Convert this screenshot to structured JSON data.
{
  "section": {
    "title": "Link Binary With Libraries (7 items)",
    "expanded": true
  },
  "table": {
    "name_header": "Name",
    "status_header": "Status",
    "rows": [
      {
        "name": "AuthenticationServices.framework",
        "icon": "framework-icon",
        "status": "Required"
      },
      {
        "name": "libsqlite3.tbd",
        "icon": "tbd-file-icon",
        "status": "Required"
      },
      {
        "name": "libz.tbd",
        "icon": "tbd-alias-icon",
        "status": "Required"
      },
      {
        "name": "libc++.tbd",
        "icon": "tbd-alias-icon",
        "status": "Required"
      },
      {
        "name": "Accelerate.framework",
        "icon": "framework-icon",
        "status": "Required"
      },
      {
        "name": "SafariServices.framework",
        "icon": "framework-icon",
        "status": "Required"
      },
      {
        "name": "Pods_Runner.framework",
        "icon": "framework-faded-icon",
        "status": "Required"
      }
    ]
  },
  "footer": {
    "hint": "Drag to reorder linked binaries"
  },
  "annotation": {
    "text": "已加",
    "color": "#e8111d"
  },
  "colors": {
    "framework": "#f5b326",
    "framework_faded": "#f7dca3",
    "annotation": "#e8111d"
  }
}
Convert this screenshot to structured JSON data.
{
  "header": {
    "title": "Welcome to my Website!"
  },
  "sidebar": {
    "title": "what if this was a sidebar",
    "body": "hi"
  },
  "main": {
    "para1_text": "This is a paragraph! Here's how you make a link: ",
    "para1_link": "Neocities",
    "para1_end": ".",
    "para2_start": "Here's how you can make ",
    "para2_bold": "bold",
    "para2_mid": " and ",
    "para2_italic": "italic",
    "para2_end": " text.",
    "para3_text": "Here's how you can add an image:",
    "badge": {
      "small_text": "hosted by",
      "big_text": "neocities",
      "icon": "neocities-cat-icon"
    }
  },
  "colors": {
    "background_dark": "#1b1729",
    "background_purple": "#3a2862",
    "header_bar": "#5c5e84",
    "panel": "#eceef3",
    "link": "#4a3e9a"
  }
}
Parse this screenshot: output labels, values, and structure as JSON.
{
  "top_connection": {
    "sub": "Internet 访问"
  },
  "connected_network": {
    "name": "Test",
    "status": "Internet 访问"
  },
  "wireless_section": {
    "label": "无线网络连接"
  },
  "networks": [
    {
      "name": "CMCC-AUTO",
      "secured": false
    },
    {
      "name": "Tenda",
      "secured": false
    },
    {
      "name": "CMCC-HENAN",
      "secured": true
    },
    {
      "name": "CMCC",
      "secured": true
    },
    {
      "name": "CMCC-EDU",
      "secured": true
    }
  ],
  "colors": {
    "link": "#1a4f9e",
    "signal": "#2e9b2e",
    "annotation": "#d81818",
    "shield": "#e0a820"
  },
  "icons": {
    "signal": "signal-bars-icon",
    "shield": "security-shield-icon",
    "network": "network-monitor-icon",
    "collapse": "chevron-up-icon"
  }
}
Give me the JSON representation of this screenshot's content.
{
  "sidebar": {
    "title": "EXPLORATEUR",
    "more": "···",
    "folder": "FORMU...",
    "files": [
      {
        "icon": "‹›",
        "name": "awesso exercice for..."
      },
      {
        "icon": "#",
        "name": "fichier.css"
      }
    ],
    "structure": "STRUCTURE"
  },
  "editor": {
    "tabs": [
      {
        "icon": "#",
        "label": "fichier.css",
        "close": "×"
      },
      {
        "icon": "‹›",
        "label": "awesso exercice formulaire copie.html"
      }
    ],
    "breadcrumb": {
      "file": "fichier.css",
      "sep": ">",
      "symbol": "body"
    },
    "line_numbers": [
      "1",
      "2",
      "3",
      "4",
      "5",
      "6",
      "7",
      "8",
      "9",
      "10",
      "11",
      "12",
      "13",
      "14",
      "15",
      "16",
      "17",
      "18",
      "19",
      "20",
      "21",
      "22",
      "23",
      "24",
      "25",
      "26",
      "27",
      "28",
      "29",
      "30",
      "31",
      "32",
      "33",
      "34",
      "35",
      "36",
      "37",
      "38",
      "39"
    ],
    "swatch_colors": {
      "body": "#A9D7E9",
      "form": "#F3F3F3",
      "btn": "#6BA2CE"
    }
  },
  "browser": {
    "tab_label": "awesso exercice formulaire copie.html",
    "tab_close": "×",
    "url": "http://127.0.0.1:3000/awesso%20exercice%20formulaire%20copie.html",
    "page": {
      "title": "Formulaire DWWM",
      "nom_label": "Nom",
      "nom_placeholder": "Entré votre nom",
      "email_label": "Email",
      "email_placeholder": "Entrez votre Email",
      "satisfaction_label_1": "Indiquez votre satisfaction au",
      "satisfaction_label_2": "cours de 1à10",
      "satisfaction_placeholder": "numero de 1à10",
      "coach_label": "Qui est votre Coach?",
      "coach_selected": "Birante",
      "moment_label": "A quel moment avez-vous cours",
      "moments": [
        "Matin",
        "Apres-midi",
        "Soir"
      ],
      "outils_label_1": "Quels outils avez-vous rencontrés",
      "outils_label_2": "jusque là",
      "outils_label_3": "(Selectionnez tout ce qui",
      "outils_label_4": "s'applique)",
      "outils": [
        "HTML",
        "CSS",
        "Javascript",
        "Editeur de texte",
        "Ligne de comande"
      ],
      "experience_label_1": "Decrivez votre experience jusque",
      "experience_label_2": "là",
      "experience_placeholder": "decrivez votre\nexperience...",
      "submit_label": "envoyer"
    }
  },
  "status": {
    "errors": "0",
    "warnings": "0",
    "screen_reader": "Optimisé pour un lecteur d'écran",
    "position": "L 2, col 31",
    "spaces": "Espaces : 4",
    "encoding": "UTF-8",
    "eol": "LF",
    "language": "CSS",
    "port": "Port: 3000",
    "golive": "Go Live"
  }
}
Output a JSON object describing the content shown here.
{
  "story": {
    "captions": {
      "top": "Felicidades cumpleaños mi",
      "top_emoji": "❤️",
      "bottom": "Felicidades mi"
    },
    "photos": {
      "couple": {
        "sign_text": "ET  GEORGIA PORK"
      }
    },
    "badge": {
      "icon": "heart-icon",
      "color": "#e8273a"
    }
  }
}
---*---
Write out all of the records once more, exactly.

Convert this screenshot to structured JSON data.
{
  "section": {
    "title": "Link Binary With Libraries (7 items)",
    "expanded": true
  },
  "table": {
    "name_header": "Name",
    "status_header": "Status",
    "rows": [
      {
        "name": "AuthenticationServices.framework",
        "icon": "framework-icon",
        "status": "Required"
      },
      {
        "name": "libsqlite3.tbd",
        "icon": "tbd-file-icon",
        "status": "Required"
      },
      {
        "name": "libz.tbd",
        "icon": "tbd-alias-icon",
        "status": "Required"
      },
      {
        "name": "libc++.tbd",
        "icon": "tbd-alias-icon",
        "status": "Required"
      },
      {
        "name": "Accelerate.framework",
        "icon": "framework-icon",
        "status": "Required"
      },
      {
        "name": "SafariServices.framework",
        "icon": "framework-icon",
        "status": "Required"
      },
      {
        "name": "Pods_Runner.framework",
        "icon": "framework-faded-icon",
        "status": "Required"
      }
    ]
  },
  "footer": {
    "hint": "Drag to reorder linked binaries"
  },
  "annotation": {
    "text": "已加",
    "color": "#e8111d"
  },
  "colors": {
    "framework": "#f5b326",
    "framework_faded": "#f7dca3",
    "annotation": "#e8111d"
  }
}
Convert this screenshot to structured JSON data.
{
  "header": {
    "title": "Welcome to my Website!"
  },
  "sidebar": {
    "title": "what if this was a sidebar",
    "body": "hi"
  },
  "main": {
    "para1_text": "This is a paragraph! Here's how you make a link: ",
    "para1_link": "Neocities",
    "para1_end": ".",
    "para2_start": "Here's how you can make ",
    "para2_bold": "bold",
    "para2_mid": " and ",
    "para2_italic": "italic",
    "para2_end": " text.",
    "para3_text": "Here's how you can add an image:",
    "badge": {
      "small_text": "hosted by",
      "big_text": "neocities",
      "icon": "neocities-cat-icon"
    }
  },
  "colors": {
    "background_dark": "#1b1729",
    "background_purple": "#3a2862",
    "header_bar": "#5c5e84",
    "panel": "#eceef3",
    "link": "#4a3e9a"
  }
}
Parse this screenshot: output labels, values, and structure as JSON.
{
  "top_connection": {
    "sub": "Internet 访问"
  },
  "connected_network": {
    "name": "Test",
    "status": "Internet 访问"
  },
  "wireless_section": {
    "label": "无线网络连接"
  },
  "networks": [
    {
      "name": "CMCC-AUTO",
      "secured": false
    },
    {
      "name": "Tenda",
      "secured": false
    },
    {
      "name": "CMCC-HENAN",
      "secured": true
    },
    {
      "name": "CMCC",
      "secured": true
    },
    {
      "name": "CMCC-EDU",
      "secured": true
    }
  ],
  "colors": {
    "link": "#1a4f9e",
    "signal": "#2e9b2e",
    "annotation": "#d81818",
    "shield": "#e0a820"
  },
  "icons": {
    "signal": "signal-bars-icon",
    "shield": "security-shield-icon",
    "network": "network-monitor-icon",
    "collapse": "chevron-up-icon"
  }
}
Give me the JSON representation of this screenshot's content.
{
  "sidebar": {
    "title": "EXPLORATEUR",
    "more": "···",
    "folder": "FORMU...",
    "files": [
      {
        "icon": "‹›",
        "name": "awesso exercice for..."
      },
      {
        "icon": "#",
        "name": "fichier.css"
      }
    ],
    "structure": "STRUCTURE"
  },
  "editor": {
    "tabs": [
      {
        "icon": "#",
        "label": "fichier.css",
        "close": "×"
      },
      {
        "icon": "‹›",
        "label": "awesso exercice formulaire copie.html"
      }
    ],
    "breadcrumb": {
      "file": "fichier.css",
      "sep": ">",
      "symbol": "body"
    },
    "line_numbers": [
      "1",
      "2",
      "3",
      "4",
      "5",
      "6",
      "7",
      "8",
      "9",
      "10",
      "11",
      "12",
      "13",
      "14",
      "15",
      "16",
      "17",
      "18",
      "19",
      "20",
      "21",
      "22",
      "23",
      "24",
      "25",
      "26",
      "27",
      "28",
      "29",
      "30",
      "31",
      "32",
      "33",
      "34",
      "35",
      "36",
      "37",
      "38",
      "39"
    ],
    "swatch_colors": {
      "body": "#A9D7E9",
      "form": "#F3F3F3",
      "btn": "#6BA2CE"
    }
  },
  "browser": {
    "tab_label": "awesso exercice formulaire copie.html",
    "tab_close": "×",
    "url": "http://127.0.0.1:3000/awesso%20exercice%20formulaire%20copie.html",
    "page": {
      "title": "Formulaire DWWM",
      "nom_label": "Nom",
      "nom_placeholder": "Entré votre nom",
      "email_label": "Email",
      "email_placeholder": "Entrez votre Email",
      "satisfaction_label_1": "Indiquez votre satisfaction au",
      "satisfaction_label_2": "cours de 1à10",
      "satisfaction_placeholder": "numero de 1à10",
      "coach_label": "Qui est votre Coach?",
      "coach_selected": "Birante",
      "moment_label": "A quel moment avez-vous cours",
      "moments": [
        "Matin",
        "Apres-midi",
        "Soir"
      ],
      "outils_label_1": "Quels outils avez-vous rencontrés",
      "outils_label_2": "jusque là",
      "outils_label_3": "(Selectionnez tout ce qui",
      "outils_label_4": "s'applique)",
      "outils": [
        "HTML",
        "CSS",
        "Javascript",
        "Editeur de texte",
        "Ligne de comande"
      ],
      "experience_label_1": "Decrivez votre experience jusque",
      "experience_label_2": "là",
      "experience_placeholder": "decrivez votre\nexperience...",
      "submit_label": "envoyer"
    }
  },
  "status": {
    "errors": "0",
    "warnings": "0",
    "screen_reader": "Optimisé pour un lecteur d'écran",
    "position": "L 2, col 31",
    "spaces": "Espaces : 4",
    "encoding": "UTF-8",
    "eol": "LF",
    "language": "CSS",
    "port": "Port: 3000",
    "golive": "Go Live"
  }
}
Output a JSON object describing the content shown here.
{
  "story": {
    "captions": {
      "top": "Felicidades cumpleaños mi",
      "top_emoji": "❤️",
      "bottom": "Felicidades mi"
    },
    "photos": {
      "couple": {
        "sign_text": "ET  GEORGIA PORK"
      }
    },
    "badge": {
      "icon": "heart-icon",
      "color": "#e8273a"
    }
  }
}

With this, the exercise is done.